What is required:
From the listing below, return each line that includes "text".
##### Provided information
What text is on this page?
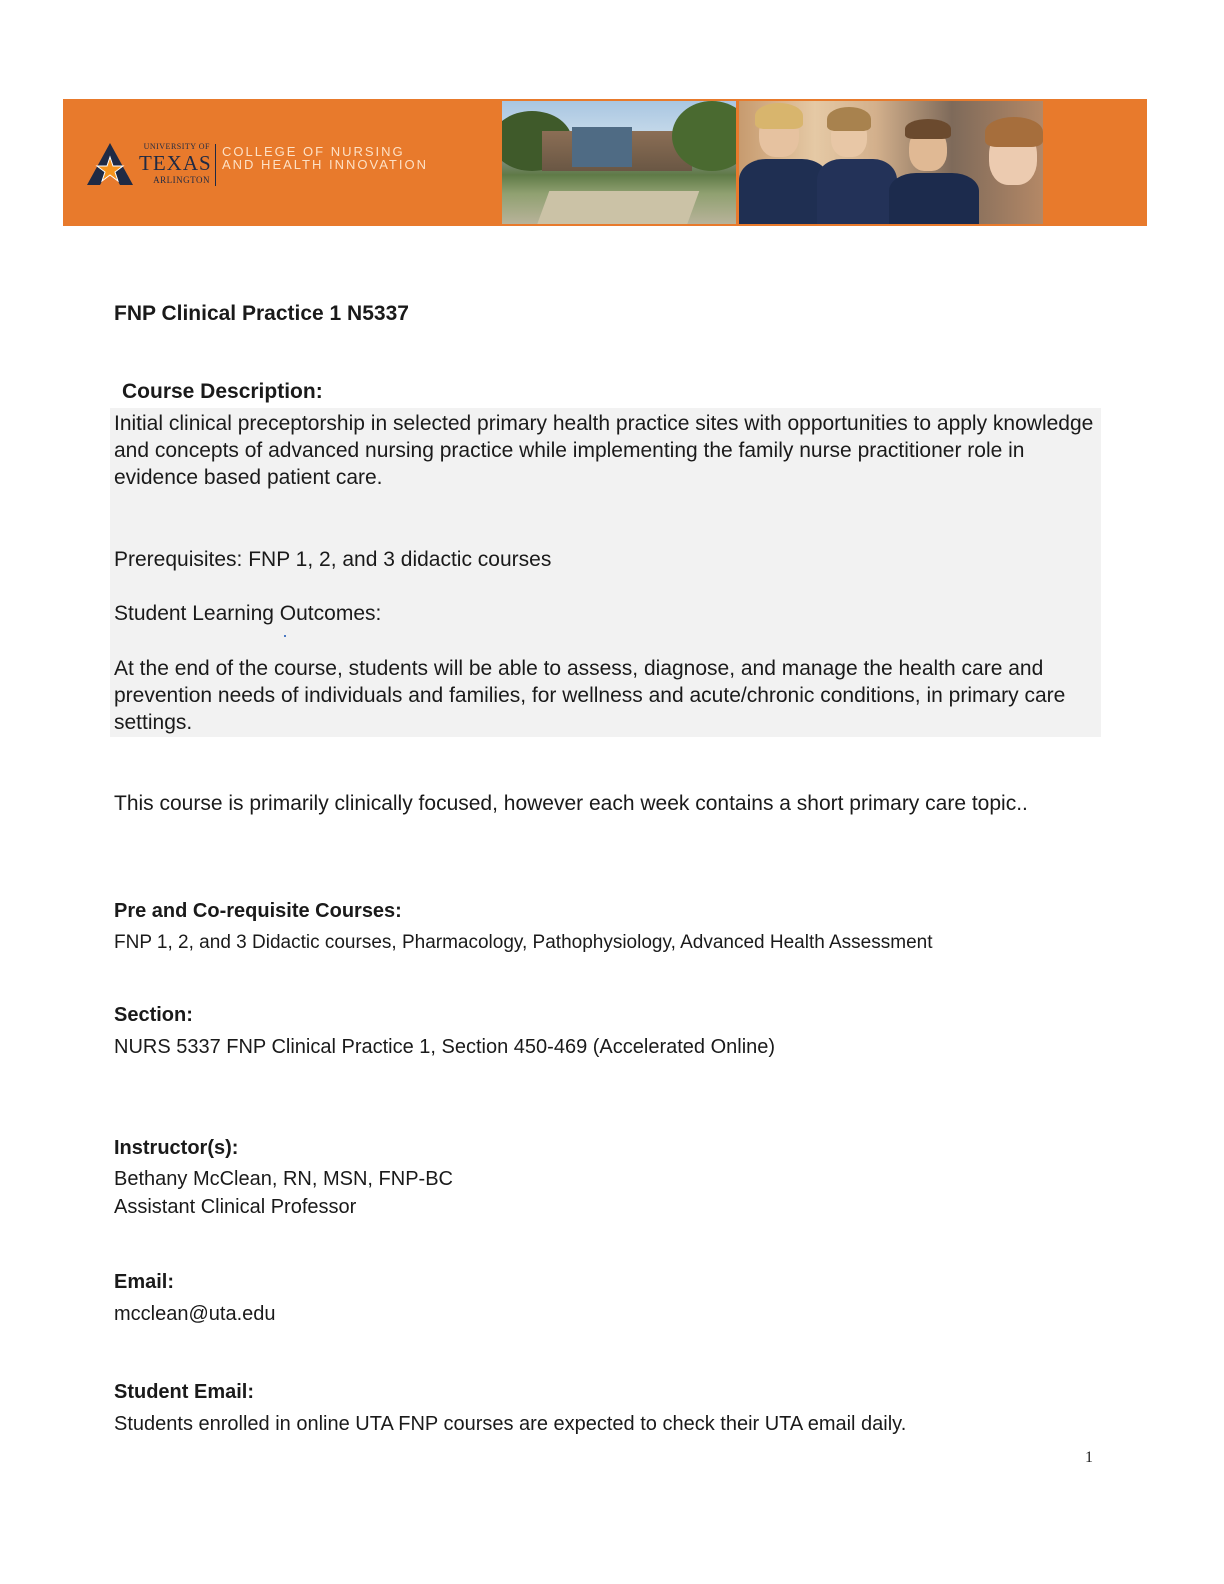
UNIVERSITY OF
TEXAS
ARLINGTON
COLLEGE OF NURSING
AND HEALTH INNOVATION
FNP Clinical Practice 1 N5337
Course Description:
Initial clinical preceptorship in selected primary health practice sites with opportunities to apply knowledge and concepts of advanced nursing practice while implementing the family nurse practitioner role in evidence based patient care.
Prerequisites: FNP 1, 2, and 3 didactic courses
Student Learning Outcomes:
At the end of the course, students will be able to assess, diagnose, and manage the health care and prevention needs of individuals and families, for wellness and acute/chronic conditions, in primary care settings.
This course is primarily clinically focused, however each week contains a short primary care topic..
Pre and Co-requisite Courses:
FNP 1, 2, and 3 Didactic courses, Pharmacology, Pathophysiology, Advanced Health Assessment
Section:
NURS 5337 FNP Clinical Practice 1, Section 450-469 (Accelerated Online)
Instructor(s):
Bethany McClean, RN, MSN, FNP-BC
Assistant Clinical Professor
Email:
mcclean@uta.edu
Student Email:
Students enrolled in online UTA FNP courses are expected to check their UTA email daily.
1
##########
##### Provided information
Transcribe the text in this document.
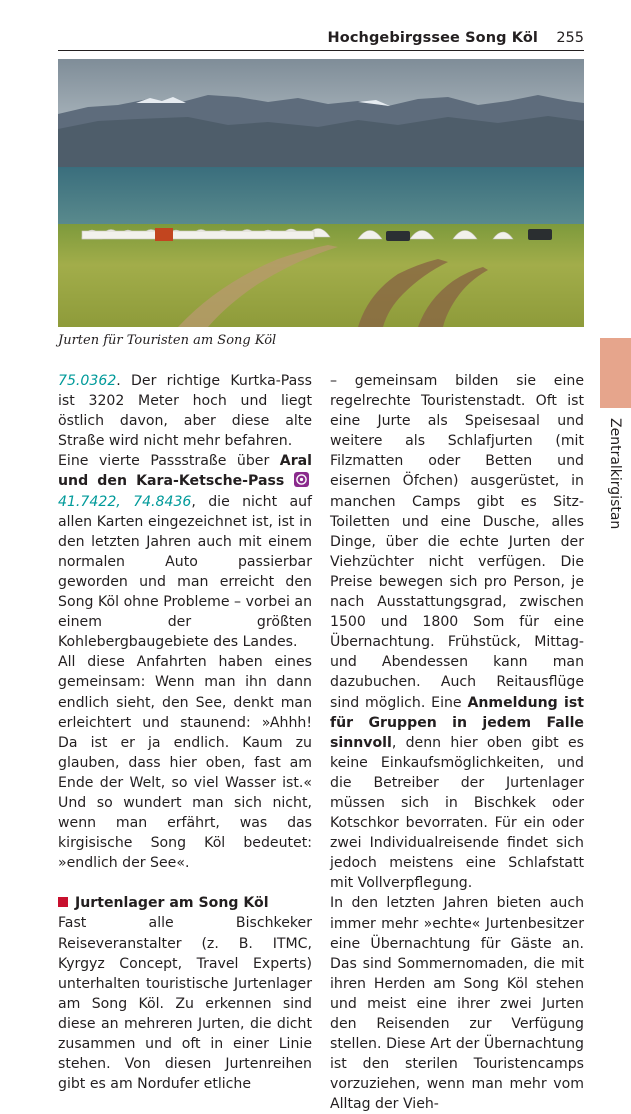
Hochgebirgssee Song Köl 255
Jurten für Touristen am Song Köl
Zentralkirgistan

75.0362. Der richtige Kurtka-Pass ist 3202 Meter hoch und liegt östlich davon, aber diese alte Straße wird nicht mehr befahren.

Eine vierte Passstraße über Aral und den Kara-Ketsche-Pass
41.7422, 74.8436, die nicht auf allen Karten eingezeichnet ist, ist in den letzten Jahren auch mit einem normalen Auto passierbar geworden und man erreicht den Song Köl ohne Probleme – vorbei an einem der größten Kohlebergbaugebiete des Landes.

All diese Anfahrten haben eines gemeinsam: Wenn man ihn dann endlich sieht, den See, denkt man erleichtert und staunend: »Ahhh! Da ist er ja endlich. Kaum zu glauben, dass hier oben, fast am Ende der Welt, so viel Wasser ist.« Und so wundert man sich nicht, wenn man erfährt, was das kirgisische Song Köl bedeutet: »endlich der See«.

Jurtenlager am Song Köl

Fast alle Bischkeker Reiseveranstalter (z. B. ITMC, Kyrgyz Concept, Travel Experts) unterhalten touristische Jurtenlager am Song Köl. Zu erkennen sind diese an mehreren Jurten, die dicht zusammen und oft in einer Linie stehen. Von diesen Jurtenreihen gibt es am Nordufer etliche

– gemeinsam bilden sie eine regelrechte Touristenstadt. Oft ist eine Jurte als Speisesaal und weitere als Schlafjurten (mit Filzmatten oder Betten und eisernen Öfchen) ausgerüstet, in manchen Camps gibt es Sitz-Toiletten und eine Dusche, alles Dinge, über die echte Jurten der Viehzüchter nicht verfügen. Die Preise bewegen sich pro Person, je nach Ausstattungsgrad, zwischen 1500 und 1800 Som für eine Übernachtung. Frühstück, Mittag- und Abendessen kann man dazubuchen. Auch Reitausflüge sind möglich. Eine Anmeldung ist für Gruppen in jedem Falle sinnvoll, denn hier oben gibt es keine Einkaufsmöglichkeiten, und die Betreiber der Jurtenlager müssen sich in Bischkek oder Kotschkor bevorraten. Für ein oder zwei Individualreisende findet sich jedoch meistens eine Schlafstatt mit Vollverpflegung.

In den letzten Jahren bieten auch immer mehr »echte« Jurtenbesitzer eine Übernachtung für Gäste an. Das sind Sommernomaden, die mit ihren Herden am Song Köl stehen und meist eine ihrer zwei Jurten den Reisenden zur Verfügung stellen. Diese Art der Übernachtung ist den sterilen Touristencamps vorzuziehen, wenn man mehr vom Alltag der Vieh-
##########
Answer for the task:
What text is on this page?
Transcribe the text in this document.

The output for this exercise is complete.